◆ What to work on
Write out all the entries word for word, but skip any images.
■ ■ ■ ■
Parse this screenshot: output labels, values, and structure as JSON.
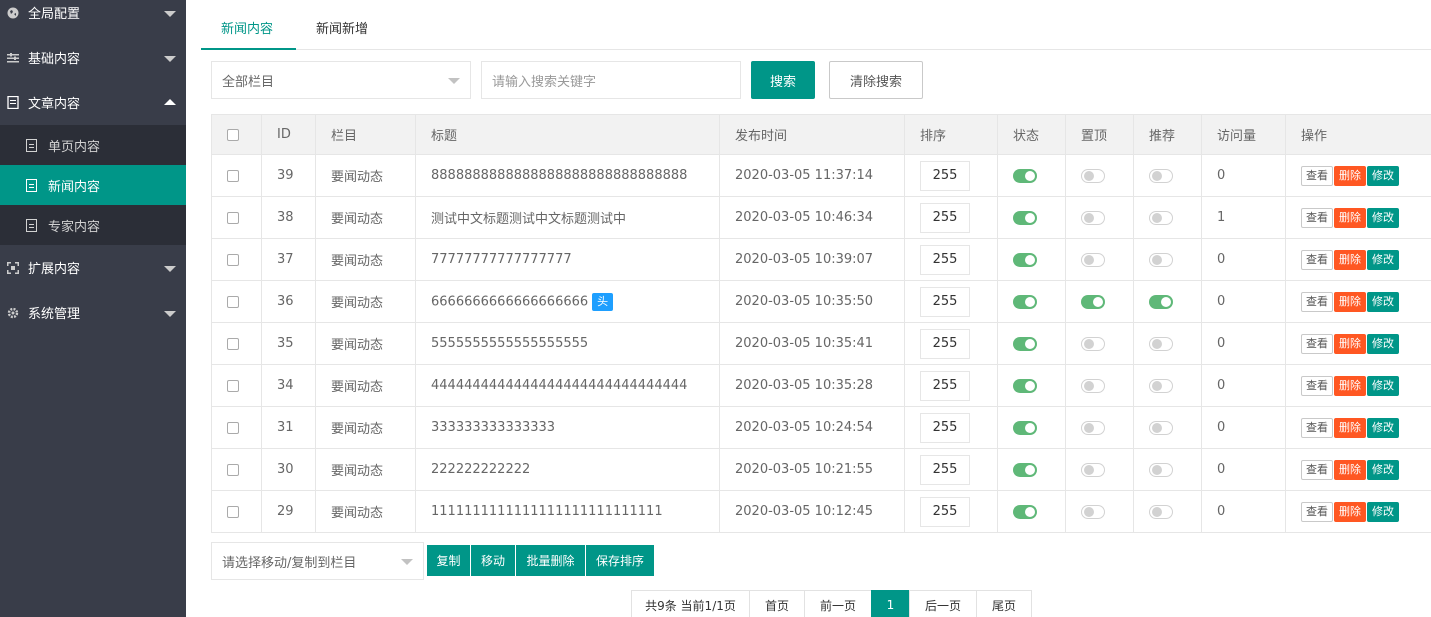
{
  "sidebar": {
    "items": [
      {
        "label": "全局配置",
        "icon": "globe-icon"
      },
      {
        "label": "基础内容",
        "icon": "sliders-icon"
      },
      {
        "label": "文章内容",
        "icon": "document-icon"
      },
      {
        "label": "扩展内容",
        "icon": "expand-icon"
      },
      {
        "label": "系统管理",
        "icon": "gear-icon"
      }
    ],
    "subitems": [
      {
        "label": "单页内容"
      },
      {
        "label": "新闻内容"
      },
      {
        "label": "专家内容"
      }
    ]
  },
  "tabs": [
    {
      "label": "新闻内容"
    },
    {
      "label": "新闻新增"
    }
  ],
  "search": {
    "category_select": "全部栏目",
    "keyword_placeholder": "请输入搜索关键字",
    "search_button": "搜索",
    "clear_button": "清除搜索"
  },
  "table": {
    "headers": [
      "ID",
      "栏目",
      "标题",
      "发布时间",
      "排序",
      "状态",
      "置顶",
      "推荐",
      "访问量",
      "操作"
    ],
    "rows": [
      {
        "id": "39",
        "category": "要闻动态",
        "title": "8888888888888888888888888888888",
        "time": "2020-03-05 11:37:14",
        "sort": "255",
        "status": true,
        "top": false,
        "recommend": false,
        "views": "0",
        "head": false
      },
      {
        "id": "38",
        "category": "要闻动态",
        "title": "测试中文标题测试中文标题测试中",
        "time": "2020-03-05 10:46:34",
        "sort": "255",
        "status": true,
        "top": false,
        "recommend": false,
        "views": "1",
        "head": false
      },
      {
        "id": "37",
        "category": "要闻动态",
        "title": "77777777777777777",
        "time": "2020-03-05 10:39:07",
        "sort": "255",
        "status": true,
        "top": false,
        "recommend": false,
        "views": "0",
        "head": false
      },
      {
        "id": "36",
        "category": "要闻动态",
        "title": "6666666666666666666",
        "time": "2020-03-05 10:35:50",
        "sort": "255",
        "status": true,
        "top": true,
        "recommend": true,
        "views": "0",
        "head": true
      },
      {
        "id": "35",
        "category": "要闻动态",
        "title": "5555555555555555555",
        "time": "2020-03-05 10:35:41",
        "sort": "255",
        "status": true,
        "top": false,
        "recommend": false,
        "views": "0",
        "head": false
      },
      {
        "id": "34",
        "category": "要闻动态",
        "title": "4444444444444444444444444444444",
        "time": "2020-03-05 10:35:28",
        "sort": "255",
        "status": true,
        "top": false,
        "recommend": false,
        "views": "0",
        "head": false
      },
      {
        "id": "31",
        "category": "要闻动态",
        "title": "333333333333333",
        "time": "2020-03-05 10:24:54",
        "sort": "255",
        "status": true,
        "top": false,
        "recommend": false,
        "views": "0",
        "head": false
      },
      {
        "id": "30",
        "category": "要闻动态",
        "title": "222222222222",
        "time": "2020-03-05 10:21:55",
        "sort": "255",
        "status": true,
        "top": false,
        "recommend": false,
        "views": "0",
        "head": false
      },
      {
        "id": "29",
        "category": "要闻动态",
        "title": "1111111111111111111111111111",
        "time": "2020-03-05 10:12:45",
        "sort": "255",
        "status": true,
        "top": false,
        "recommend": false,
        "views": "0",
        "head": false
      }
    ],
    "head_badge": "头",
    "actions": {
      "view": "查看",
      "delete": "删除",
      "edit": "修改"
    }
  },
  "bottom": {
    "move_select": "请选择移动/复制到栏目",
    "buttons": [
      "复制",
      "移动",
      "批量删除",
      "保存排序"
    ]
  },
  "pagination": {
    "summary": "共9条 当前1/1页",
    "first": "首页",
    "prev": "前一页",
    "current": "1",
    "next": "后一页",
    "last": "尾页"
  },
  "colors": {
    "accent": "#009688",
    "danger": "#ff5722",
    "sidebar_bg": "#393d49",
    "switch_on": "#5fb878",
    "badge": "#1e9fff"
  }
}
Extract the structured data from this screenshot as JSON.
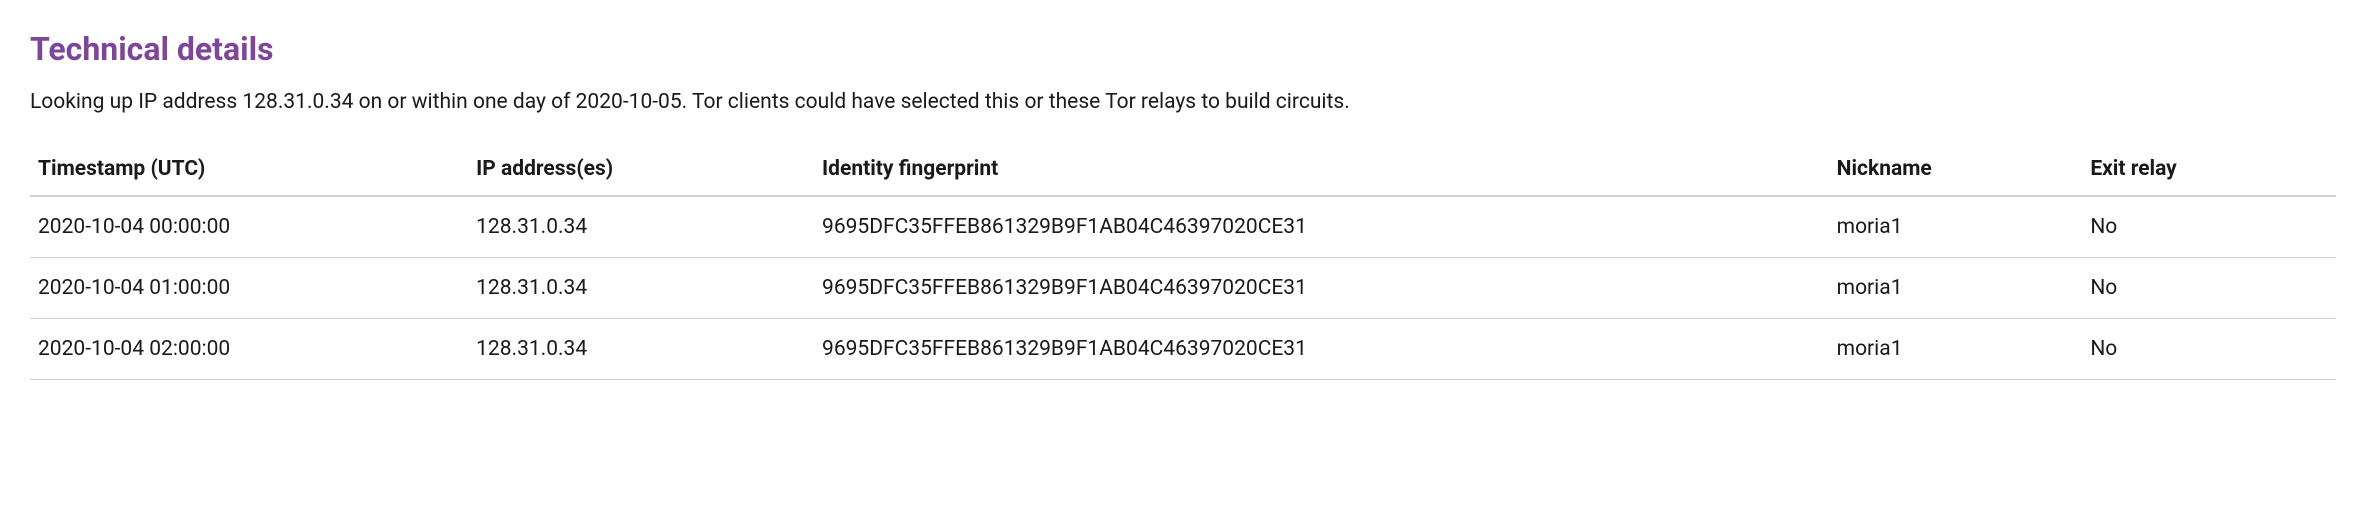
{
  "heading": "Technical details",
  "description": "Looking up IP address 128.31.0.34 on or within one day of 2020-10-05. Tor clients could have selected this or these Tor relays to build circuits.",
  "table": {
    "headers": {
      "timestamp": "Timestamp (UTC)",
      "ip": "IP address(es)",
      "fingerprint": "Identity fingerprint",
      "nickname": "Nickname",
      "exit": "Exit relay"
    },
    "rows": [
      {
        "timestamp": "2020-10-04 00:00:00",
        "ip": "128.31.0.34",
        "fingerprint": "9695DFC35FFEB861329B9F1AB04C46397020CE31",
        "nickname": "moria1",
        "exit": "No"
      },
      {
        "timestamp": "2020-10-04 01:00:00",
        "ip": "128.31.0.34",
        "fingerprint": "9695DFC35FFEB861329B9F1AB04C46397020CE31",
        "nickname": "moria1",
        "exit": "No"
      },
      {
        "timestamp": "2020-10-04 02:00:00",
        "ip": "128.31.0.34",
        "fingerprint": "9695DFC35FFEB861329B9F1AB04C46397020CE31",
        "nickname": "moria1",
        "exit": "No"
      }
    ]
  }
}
■ ■ ■ ■
◆ Output for this exercise
Parse this screenshot: output labels, values, and structure as JSON.
{
  "sidebar": {
    "items": [
      {
        "label": "全局配置",
        "icon": "globe-icon"
      },
      {
        "label": "基础内容",
        "icon": "sliders-icon"
      },
      {
        "label": "文章内容",
        "icon": "document-icon"
      },
      {
        "label": "扩展内容",
        "icon": "expand-icon"
      },
      {
        "label": "系统管理",
        "icon": "gear-icon"
      }
    ],
    "subitems": [
      {
        "label": "单页内容"
      },
      {
        "label": "新闻内容"
      },
      {
        "label": "专家内容"
      }
    ]
  },
  "tabs": [
    {
      "label": "新闻内容"
    },
    {
      "label": "新闻新增"
    }
  ],
  "search": {
    "category_select": "全部栏目",
    "keyword_placeholder": "请输入搜索关键字",
    "search_button": "搜索",
    "clear_button": "清除搜索"
  },
  "table": {
    "headers": [
      "ID",
      "栏目",
      "标题",
      "发布时间",
      "排序",
      "状态",
      "置顶",
      "推荐",
      "访问量",
      "操作"
    ],
    "rows": [
      {
        "id": "39",
        "category": "要闻动态",
        "title": "8888888888888888888888888888888",
        "time": "2020-03-05 11:37:14",
        "sort": "255",
        "status": true,
        "top": false,
        "recommend": false,
        "views": "0",
        "head": false
      },
      {
        "id": "38",
        "category": "要闻动态",
        "title": "测试中文标题测试中文标题测试中",
        "time": "2020-03-05 10:46:34",
        "sort": "255",
        "status": true,
        "top": false,
        "recommend": false,
        "views": "1",
        "head": false
      },
      {
        "id": "37",
        "category": "要闻动态",
        "title": "77777777777777777",
        "time": "2020-03-05 10:39:07",
        "sort": "255",
        "status": true,
        "top": false,
        "recommend": false,
        "views": "0",
        "head": false
      },
      {
        "id": "36",
        "category": "要闻动态",
        "title": "6666666666666666666",
        "time": "2020-03-05 10:35:50",
        "sort": "255",
        "status": true,
        "top": true,
        "recommend": true,
        "views": "0",
        "head": true
      },
      {
        "id": "35",
        "category": "要闻动态",
        "title": "5555555555555555555",
        "time": "2020-03-05 10:35:41",
        "sort": "255",
        "status": true,
        "top": false,
        "recommend": false,
        "views": "0",
        "head": false
      },
      {
        "id": "34",
        "category": "要闻动态",
        "title": "4444444444444444444444444444444",
        "time": "2020-03-05 10:35:28",
        "sort": "255",
        "status": true,
        "top": false,
        "recommend": false,
        "views": "0",
        "head": false
      },
      {
        "id": "31",
        "category": "要闻动态",
        "title": "333333333333333",
        "time": "2020-03-05 10:24:54",
        "sort": "255",
        "status": true,
        "top": false,
        "recommend": false,
        "views": "0",
        "head": false
      },
      {
        "id": "30",
        "category": "要闻动态",
        "title": "222222222222",
        "time": "2020-03-05 10:21:55",
        "sort": "255",
        "status": true,
        "top": false,
        "recommend": false,
        "views": "0",
        "head": false
      },
      {
        "id": "29",
        "category": "要闻动态",
        "title": "1111111111111111111111111111",
        "time": "2020-03-05 10:12:45",
        "sort": "255",
        "status": true,
        "top": false,
        "recommend": false,
        "views": "0",
        "head": false
      }
    ],
    "head_badge": "头",
    "actions": {
      "view": "查看",
      "delete": "删除",
      "edit": "修改"
    }
  },
  "bottom": {
    "move_select": "请选择移动/复制到栏目",
    "buttons": [
      "复制",
      "移动",
      "批量删除",
      "保存排序"
    ]
  },
  "pagination": {
    "summary": "共9条 当前1/1页",
    "first": "首页",
    "prev": "前一页",
    "current": "1",
    "next": "后一页",
    "last": "尾页"
  },
  "colors": {
    "accent": "#009688",
    "danger": "#ff5722",
    "sidebar_bg": "#393d49",
    "switch_on": "#5fb878",
    "badge": "#1e9fff"
  }
}
Extract the structured data from this screenshot as JSON.
{
  "heading": "Technical details",
  "description": "Looking up IP address 128.31.0.34 on or within one day of 2020-10-05. Tor clients could have selected this or these Tor relays to build circuits.",
  "table": {
    "headers": {
      "timestamp": "Timestamp (UTC)",
      "ip": "IP address(es)",
      "fingerprint": "Identity fingerprint",
      "nickname": "Nickname",
      "exit": "Exit relay"
    },
    "rows": [
      {
        "timestamp": "2020-10-04 00:00:00",
        "ip": "128.31.0.34",
        "fingerprint": "9695DFC35FFEB861329B9F1AB04C46397020CE31",
        "nickname": "moria1",
        "exit": "No"
      },
      {
        "timestamp": "2020-10-04 01:00:00",
        "ip": "128.31.0.34",
        "fingerprint": "9695DFC35FFEB861329B9F1AB04C46397020CE31",
        "nickname": "moria1",
        "exit": "No"
      },
      {
        "timestamp": "2020-10-04 02:00:00",
        "ip": "128.31.0.34",
        "fingerprint": "9695DFC35FFEB861329B9F1AB04C46397020CE31",
        "nickname": "moria1",
        "exit": "No"
      }
    ]
  }
}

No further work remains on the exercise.